◆ **TASK INPUT**
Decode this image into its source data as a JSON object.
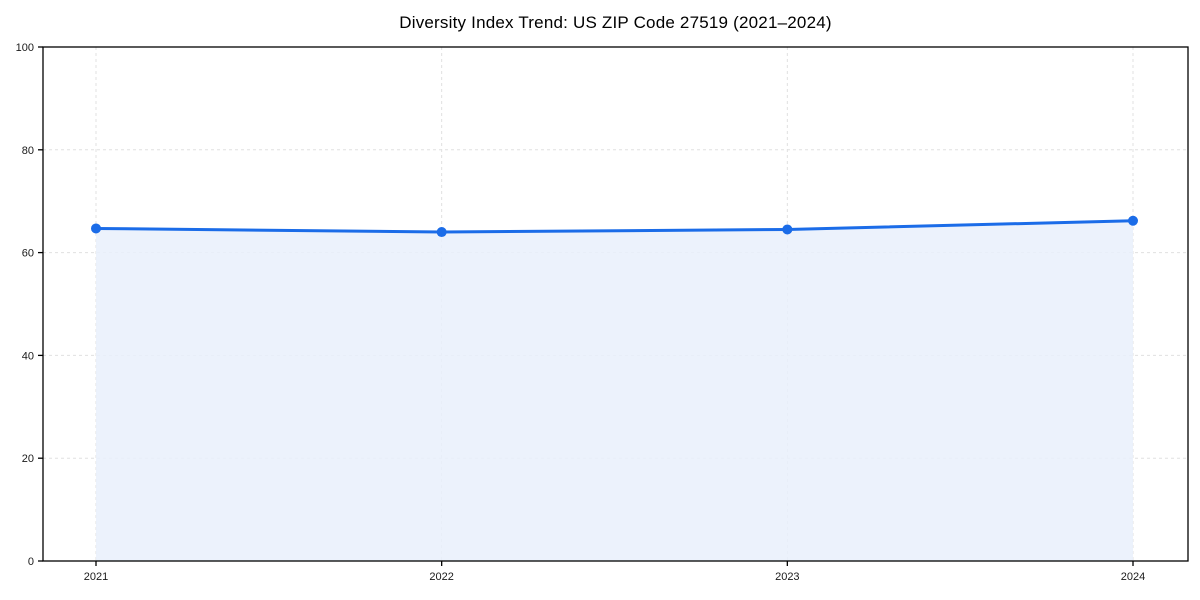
{
  "chart_data": {
    "type": "line",
    "title": "Diversity Index Trend: US ZIP Code 27519 (2021–2024)",
    "x": [
      "2021",
      "2022",
      "2023",
      "2024"
    ],
    "series": [
      {
        "name": "Diversity Index",
        "values": [
          64.7,
          64.0,
          64.5,
          66.2
        ]
      }
    ],
    "xlabel": "",
    "ylabel": "",
    "ylim": [
      0,
      100
    ],
    "yticks": [
      0,
      20,
      40,
      60,
      80,
      100
    ],
    "grid": true,
    "grid_style": "dashed",
    "legend": false,
    "area_fill": true,
    "marker": "circle",
    "colors": {
      "line": "#1b6ce8",
      "marker": "#1b6ce8",
      "fill": "#e9f0fc",
      "grid": "#e0e0e0",
      "axis": "#000000",
      "tick_text": "#1a1a1a",
      "title_text": "#000000"
    }
  }
}
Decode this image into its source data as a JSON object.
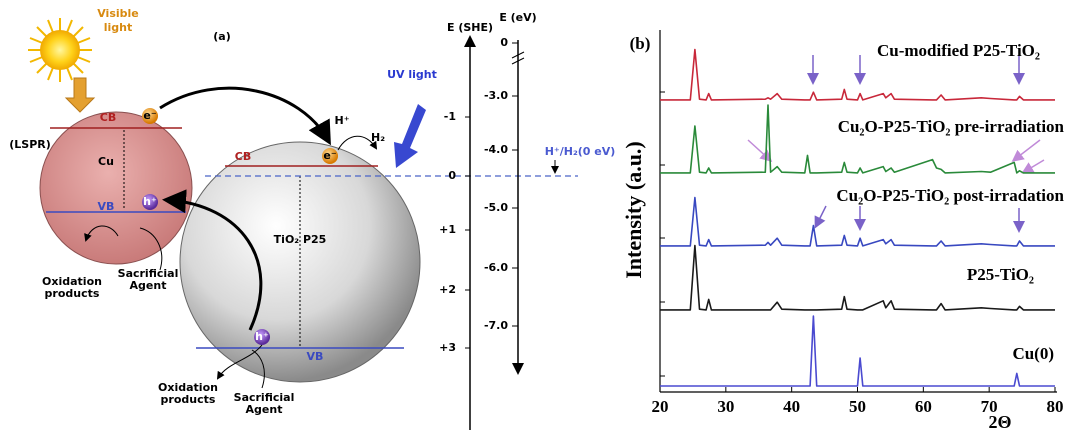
{
  "diagram": {
    "panel_label": "(a)",
    "light_visible": [
      "Visible",
      "light"
    ],
    "light_uv": "UV light",
    "lspr": "(LSPR)",
    "cu": {
      "name": "Cu",
      "cb": "CB",
      "vb": "VB",
      "electron": "e⁻",
      "hole": "h⁺",
      "oxidation_products": [
        "Oxidation",
        "products"
      ],
      "sacrificial_agent": [
        "Sacrificial",
        "Agent"
      ]
    },
    "tio2": {
      "name": "TiO₂ P25",
      "cb": "CB",
      "vb": "VB",
      "electron": "e⁻",
      "hole": "h⁺",
      "oxidation_products": [
        "Oxidation",
        "products"
      ],
      "sacrificial_agent": [
        "Sacrificial",
        "Agent"
      ]
    },
    "proton": "H⁺",
    "hydrogen": "H₂",
    "she_axis": {
      "title": "E (SHE)",
      "ticks": [
        "-1",
        "0",
        "+1",
        "+2",
        "+3"
      ]
    },
    "ev_axis": {
      "title": "E (eV)",
      "ticks": [
        "0",
        "-3.0",
        "-4.0",
        "-5.0",
        "-6.0",
        "-7.0"
      ]
    },
    "reference": "H⁺/H₂(0 eV)"
  },
  "chart_data": {
    "type": "line",
    "panel_label": "(b)",
    "x_label": "2Θ",
    "y_label": "Intensity (a.u.)",
    "x": [
      20,
      24.6,
      25.3,
      26,
      27.0,
      27.4,
      27.8,
      36.0,
      36.4,
      36.8,
      37.8,
      38.5,
      42.0,
      42.4,
      42.8,
      43.3,
      43.8,
      47.6,
      48.0,
      48.4,
      50.0,
      50.4,
      50.8,
      53.9,
      54.3,
      55.1,
      55.6,
      61.4,
      62.0,
      62.7,
      63.3,
      68.8,
      70.2,
      73.8,
      74.2,
      74.6,
      75.2,
      80
    ],
    "xlim": [
      20,
      80
    ],
    "xticks": [
      20,
      30,
      40,
      50,
      60,
      70,
      80
    ],
    "ylim": [
      0,
      100
    ],
    "series": [
      {
        "name": "Cu-modified P25-TiO₂",
        "color": "#c8283a",
        "values": [
          3,
          3,
          75,
          4,
          3,
          12,
          3,
          4,
          6,
          4,
          12,
          4,
          3,
          3,
          3,
          14,
          3,
          4,
          18,
          4,
          3,
          12,
          3,
          12,
          6,
          12,
          4,
          3,
          3,
          10,
          3,
          6,
          5,
          3,
          3,
          8,
          3,
          3
        ]
      },
      {
        "name": "Cu₂O-P25-TiO₂ pre-irradiation",
        "color": "#2a8a3a",
        "values": [
          3,
          3,
          70,
          4,
          3,
          10,
          3,
          4,
          100,
          4,
          12,
          4,
          3,
          28,
          3,
          3,
          3,
          4,
          18,
          4,
          3,
          10,
          3,
          12,
          5,
          10,
          4,
          22,
          10,
          8,
          3,
          5,
          4,
          18,
          3,
          6,
          3,
          3
        ]
      },
      {
        "name": "Cu₂O-P25-TiO₂ post-irradation",
        "color": "#3848c0",
        "values": [
          3,
          3,
          72,
          4,
          3,
          12,
          3,
          4,
          8,
          4,
          14,
          4,
          3,
          3,
          3,
          32,
          3,
          4,
          18,
          4,
          3,
          14,
          3,
          12,
          6,
          12,
          4,
          3,
          3,
          10,
          3,
          6,
          5,
          3,
          3,
          10,
          3,
          3
        ]
      },
      {
        "name": "P25-TiO₂",
        "color": "#1a1a1a",
        "values": [
          3,
          3,
          95,
          4,
          3,
          18,
          3,
          3,
          3,
          3,
          14,
          4,
          3,
          3,
          3,
          3,
          3,
          4,
          22,
          4,
          3,
          3,
          3,
          16,
          6,
          16,
          4,
          3,
          3,
          12,
          3,
          6,
          5,
          3,
          3,
          8,
          3,
          3
        ]
      },
      {
        "name": "Cu(0)",
        "color": "#4a4ad0",
        "values": [
          0,
          0,
          0,
          0,
          0,
          0,
          0,
          0,
          0,
          0,
          0,
          0,
          0,
          0,
          0,
          100,
          0,
          0,
          0,
          0,
          0,
          40,
          0,
          0,
          0,
          0,
          0,
          0,
          0,
          0,
          0,
          0,
          0,
          0,
          18,
          0,
          0,
          0
        ]
      }
    ]
  }
}
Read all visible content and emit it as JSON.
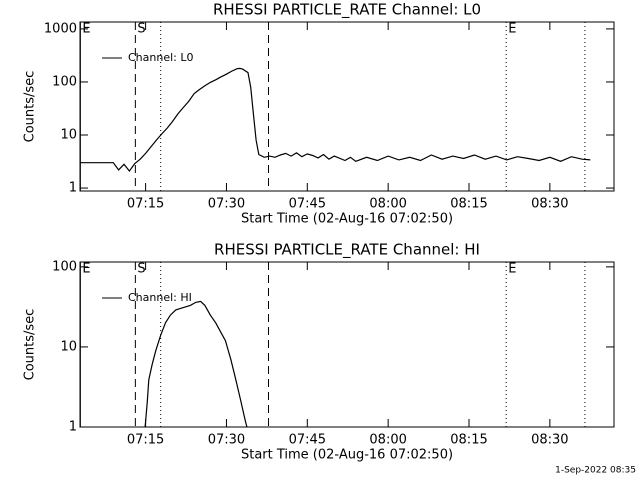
{
  "chart_data": [
    {
      "type": "line",
      "title": "RHESSI PARTICLE_RATE Channel: L0",
      "x_label": "Start Time (02-Aug-16 07:02:50)",
      "y_label": "Counts/sec",
      "log_y": true,
      "legend": "upper left",
      "xlim": [
        422.83,
        521.9
      ],
      "ylim": [
        0.88,
        1350
      ],
      "xticks": [
        {
          "value": 435,
          "label": "07:15"
        },
        {
          "value": 450,
          "label": "07:30"
        },
        {
          "value": 465,
          "label": "07:45"
        },
        {
          "value": 480,
          "label": "08:00"
        },
        {
          "value": 495,
          "label": "08:15"
        },
        {
          "value": 510,
          "label": "08:30"
        }
      ],
      "yticks": [
        1,
        10,
        100,
        1000
      ],
      "markers": [
        {
          "x": 422.9,
          "style": "solid",
          "label": "E"
        },
        {
          "x": 433.1,
          "style": "dashed",
          "label": "S"
        },
        {
          "x": 437.8,
          "style": "dotted"
        },
        {
          "x": 457.8,
          "style": "dashed"
        },
        {
          "x": 501.9,
          "style": "dotted",
          "label": "E"
        },
        {
          "x": 516.5,
          "style": "dotted"
        }
      ],
      "x": [
        422.9,
        424,
        426,
        428,
        429,
        430,
        431,
        432,
        433,
        434,
        435,
        436,
        437,
        438,
        439,
        440,
        441,
        442,
        443,
        444,
        445,
        446,
        447,
        448,
        449,
        450,
        451,
        452,
        452.5,
        453,
        454,
        454.5,
        455,
        455.5,
        456,
        457,
        458,
        459,
        460,
        461,
        462,
        463,
        464,
        465,
        466,
        467,
        468,
        469,
        470,
        472,
        473,
        474,
        476,
        478,
        480,
        482,
        484,
        486,
        488,
        490,
        492,
        494,
        496,
        498,
        500,
        502,
        504,
        506,
        508,
        510,
        512,
        514,
        516,
        517.5
      ],
      "series": [
        {
          "name": "Channel: L0",
          "color": "#000000",
          "values": [
            3,
            3,
            3,
            3,
            3,
            2.2,
            2.8,
            2.1,
            2.9,
            3.5,
            4.5,
            6,
            8,
            10.5,
            13.5,
            18,
            25,
            33,
            43,
            60,
            72,
            85,
            98,
            110,
            125,
            140,
            160,
            178,
            180,
            175,
            150,
            80,
            25,
            8,
            4.3,
            3.8,
            4,
            3.8,
            4.2,
            4.5,
            4,
            4.6,
            3.9,
            4.4,
            4.1,
            3.7,
            4.3,
            3.5,
            4,
            3.3,
            3.8,
            3.2,
            3.8,
            3.3,
            4,
            3.4,
            3.8,
            3.3,
            4.2,
            3.5,
            4,
            3.6,
            4.2,
            3.5,
            4,
            3.4,
            3.9,
            3.6,
            3.3,
            3.8,
            3.2,
            3.9,
            3.5,
            3.4
          ]
        }
      ]
    },
    {
      "type": "line",
      "title": "RHESSI PARTICLE_RATE Channel: HI",
      "x_label": "Start Time (02-Aug-16 07:02:50)",
      "y_label": "Counts/sec",
      "log_y": true,
      "legend": "upper left",
      "xlim": [
        422.83,
        521.9
      ],
      "ylim": [
        1,
        115
      ],
      "xticks": [
        {
          "value": 435,
          "label": "07:15"
        },
        {
          "value": 450,
          "label": "07:30"
        },
        {
          "value": 465,
          "label": "07:45"
        },
        {
          "value": 480,
          "label": "08:00"
        },
        {
          "value": 495,
          "label": "08:15"
        },
        {
          "value": 510,
          "label": "08:30"
        }
      ],
      "yticks": [
        1,
        10,
        100
      ],
      "markers": [
        {
          "x": 422.9,
          "style": "solid",
          "label": "E"
        },
        {
          "x": 433.1,
          "style": "dashed",
          "label": "S"
        },
        {
          "x": 437.8,
          "style": "dotted"
        },
        {
          "x": 457.8,
          "style": "dashed"
        },
        {
          "x": 501.9,
          "style": "dotted",
          "label": "E"
        },
        {
          "x": 516.5,
          "style": "dotted"
        }
      ],
      "x": [
        434.9,
        435.3,
        435.6,
        436.2,
        436.9,
        437.8,
        438.7,
        439.6,
        440.6,
        442,
        443.3,
        444.3,
        445.2,
        446,
        447,
        448,
        449,
        449.8,
        450.8,
        451.7,
        452.6,
        453.5,
        453.8
      ],
      "series": [
        {
          "name": "Channel: HI",
          "color": "#000000",
          "values": [
            1,
            2,
            3.9,
            6,
            9,
            14,
            20,
            25,
            29,
            31,
            33,
            36,
            37,
            33,
            25,
            20,
            15,
            12,
            7,
            4,
            2.2,
            1.2,
            1
          ]
        }
      ]
    }
  ],
  "timestamp": "1-Sep-2022 08:35"
}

◆ **TASK INSTRUCTIONS**
State how many lines of the listing above hold the word "name", with nothing but the number.

◆ **TASK ANSWER**
10